Job ▸
Can you lay out the rows as a JSON list of strings, one string per line and no blank lines, from the start of the rows up to and including the line containing "y-tick-label: 0 (922, 2215, 939, 2250)"? Include only those lines.

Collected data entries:

......

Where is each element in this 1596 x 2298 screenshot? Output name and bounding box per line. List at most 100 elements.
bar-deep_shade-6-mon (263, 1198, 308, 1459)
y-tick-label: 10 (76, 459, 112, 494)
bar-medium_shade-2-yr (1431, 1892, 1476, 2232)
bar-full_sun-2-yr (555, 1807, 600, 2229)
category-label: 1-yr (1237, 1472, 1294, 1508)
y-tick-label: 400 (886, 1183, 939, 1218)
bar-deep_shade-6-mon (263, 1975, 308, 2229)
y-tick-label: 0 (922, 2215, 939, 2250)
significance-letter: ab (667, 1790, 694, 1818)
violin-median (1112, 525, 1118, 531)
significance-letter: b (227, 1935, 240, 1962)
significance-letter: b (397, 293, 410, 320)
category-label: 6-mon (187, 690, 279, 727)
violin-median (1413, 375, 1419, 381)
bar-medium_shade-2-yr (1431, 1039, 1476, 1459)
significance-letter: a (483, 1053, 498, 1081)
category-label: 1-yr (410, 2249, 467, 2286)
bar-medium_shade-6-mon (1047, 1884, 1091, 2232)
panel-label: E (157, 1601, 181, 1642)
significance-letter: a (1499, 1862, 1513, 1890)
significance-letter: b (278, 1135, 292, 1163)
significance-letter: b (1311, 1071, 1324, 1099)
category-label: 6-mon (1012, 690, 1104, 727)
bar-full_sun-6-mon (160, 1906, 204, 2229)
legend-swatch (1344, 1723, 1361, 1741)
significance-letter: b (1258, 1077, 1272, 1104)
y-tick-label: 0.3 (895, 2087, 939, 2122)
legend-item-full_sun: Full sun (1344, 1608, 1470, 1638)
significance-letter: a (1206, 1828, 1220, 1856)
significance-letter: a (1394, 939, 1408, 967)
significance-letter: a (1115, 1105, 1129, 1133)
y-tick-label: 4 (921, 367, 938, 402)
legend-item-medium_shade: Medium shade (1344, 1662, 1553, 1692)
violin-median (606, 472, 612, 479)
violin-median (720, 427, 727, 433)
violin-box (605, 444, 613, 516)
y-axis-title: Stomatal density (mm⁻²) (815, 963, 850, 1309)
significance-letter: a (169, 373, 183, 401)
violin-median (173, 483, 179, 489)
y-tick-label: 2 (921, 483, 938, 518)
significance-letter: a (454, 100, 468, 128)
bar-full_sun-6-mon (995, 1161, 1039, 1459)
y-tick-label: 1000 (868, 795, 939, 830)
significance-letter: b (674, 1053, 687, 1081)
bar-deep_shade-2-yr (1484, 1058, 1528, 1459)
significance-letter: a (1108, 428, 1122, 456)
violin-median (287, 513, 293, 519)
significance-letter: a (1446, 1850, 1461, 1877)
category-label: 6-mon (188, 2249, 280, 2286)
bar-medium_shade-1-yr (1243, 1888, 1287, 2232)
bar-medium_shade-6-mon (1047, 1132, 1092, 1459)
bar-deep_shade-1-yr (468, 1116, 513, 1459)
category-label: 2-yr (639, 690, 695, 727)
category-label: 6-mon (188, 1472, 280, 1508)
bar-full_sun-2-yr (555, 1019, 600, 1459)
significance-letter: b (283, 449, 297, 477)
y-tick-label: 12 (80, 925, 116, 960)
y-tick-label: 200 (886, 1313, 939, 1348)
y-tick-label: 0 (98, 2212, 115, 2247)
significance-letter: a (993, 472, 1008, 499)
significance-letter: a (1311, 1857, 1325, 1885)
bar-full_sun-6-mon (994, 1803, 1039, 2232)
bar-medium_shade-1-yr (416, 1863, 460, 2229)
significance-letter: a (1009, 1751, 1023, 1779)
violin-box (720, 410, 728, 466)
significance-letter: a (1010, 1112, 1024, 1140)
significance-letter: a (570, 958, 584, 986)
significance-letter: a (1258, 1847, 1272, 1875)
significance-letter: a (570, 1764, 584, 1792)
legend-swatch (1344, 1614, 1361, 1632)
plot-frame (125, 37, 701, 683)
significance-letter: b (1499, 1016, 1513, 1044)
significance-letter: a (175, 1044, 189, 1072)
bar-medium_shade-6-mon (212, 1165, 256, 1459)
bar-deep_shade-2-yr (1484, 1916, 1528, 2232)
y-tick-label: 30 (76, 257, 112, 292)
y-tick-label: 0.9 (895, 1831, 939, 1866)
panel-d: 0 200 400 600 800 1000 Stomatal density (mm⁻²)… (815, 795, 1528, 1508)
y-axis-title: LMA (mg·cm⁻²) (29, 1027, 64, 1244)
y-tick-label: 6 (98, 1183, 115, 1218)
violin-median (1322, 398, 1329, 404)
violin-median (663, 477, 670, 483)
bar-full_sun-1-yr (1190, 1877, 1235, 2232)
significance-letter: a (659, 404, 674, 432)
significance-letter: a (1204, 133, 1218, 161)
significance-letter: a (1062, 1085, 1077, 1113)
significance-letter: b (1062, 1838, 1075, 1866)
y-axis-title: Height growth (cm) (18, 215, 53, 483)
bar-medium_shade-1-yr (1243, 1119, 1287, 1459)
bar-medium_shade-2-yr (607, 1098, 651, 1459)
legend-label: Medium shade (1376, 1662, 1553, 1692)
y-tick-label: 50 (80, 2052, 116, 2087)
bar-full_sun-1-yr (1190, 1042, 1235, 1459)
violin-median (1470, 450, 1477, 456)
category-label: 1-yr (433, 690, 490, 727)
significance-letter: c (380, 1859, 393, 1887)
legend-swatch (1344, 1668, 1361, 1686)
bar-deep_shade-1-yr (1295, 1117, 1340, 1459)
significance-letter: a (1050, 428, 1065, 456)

......

Correct result ▸
[
  "Where is each element in this 1596 x 2298 screenshot? Output name and bounding box per line. List at most 100 elements.",
  "bar-deep_shade-6-mon (263, 1198, 308, 1459)",
  "y-tick-label: 10 (76, 459, 112, 494)",
  "bar-medium_shade-2-yr (1431, 1892, 1476, 2232)",
  "bar-full_sun-2-yr (555, 1807, 600, 2229)",
  "category-label: 1-yr (1237, 1472, 1294, 1508)",
  "y-tick-label: 400 (886, 1183, 939, 1218)",
  "bar-deep_shade-6-mon (263, 1975, 308, 2229)",
  "y-tick-label: 0 (922, 2215, 939, 2250)"
]